Extract the complete listing and output it unchanged.

— Begin Rows —

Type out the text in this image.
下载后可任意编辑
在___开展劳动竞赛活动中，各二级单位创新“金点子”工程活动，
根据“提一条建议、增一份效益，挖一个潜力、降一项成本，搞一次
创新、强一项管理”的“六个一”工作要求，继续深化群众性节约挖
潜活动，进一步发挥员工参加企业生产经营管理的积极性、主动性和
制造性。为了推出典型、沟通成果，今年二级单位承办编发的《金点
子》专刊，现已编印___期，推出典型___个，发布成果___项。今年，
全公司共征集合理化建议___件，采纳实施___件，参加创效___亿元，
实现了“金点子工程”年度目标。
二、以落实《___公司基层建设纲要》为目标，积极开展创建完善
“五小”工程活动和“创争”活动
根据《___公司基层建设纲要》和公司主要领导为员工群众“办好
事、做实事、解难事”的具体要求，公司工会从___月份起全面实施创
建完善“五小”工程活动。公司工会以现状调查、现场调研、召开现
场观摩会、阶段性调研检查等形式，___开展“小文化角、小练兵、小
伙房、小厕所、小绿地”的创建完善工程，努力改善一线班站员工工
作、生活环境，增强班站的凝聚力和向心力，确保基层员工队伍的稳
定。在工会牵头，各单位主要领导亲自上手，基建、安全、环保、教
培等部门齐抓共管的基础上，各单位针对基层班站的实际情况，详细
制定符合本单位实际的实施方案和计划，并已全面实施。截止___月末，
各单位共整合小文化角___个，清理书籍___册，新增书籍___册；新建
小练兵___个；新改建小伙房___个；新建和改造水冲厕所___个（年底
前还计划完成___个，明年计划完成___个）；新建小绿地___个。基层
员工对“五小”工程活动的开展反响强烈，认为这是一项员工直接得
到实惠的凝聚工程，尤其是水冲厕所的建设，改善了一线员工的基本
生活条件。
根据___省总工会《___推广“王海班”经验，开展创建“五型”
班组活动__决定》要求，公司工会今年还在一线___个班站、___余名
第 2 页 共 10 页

— End Rows —

▸ **Result**:
Type out the text in this image.
下载后可任意编辑
在___开展劳动竞赛活动中，各二级单位创新“金点子”工程活动，
根据“提一条建议、增一份效益，挖一个潜力、降一项成本，搞一次
创新、强一项管理”的“六个一”工作要求，继续深化群众性节约挖
潜活动，进一步发挥员工参加企业生产经营管理的积极性、主动性和
制造性。为了推出典型、沟通成果，今年二级单位承办编发的《金点
子》专刊，现已编印___期，推出典型___个，发布成果___项。今年，
全公司共征集合理化建议___件，采纳实施___件，参加创效___亿元，
实现了“金点子工程”年度目标。
二、以落实《___公司基层建设纲要》为目标，积极开展创建完善
“五小”工程活动和“创争”活动
根据《___公司基层建设纲要》和公司主要领导为员工群众“办好
事、做实事、解难事”的具体要求，公司工会从___月份起全面实施创
建完善“五小”工程活动。公司工会以现状调查、现场调研、召开现
场观摩会、阶段性调研检查等形式，___开展“小文化角、小练兵、小
伙房、小厕所、小绿地”的创建完善工程，努力改善一线班站员工工
作、生活环境，增强班站的凝聚力和向心力，确保基层员工队伍的稳
定。在工会牵头，各单位主要领导亲自上手，基建、安全、环保、教
培等部门齐抓共管的基础上，各单位针对基层班站的实际情况，详细
制定符合本单位实际的实施方案和计划，并已全面实施。截止___月末，
各单位共整合小文化角___个，清理书籍___册，新增书籍___册；新建
小练兵___个；新改建小伙房___个；新建和改造水冲厕所___个（年底
前还计划完成___个，明年计划完成___个）；新建小绿地___个。基层
员工对“五小”工程活动的开展反响强烈，认为这是一项员工直接得
到实惠的凝聚工程，尤其是水冲厕所的建设，改善了一线员工的基本
生活条件。
根据___省总工会《___推广“王海班”经验，开展创建“五型”
班组活动__决定》要求，公司工会今年还在一线___个班站、___余名
第 2 页 共 10 页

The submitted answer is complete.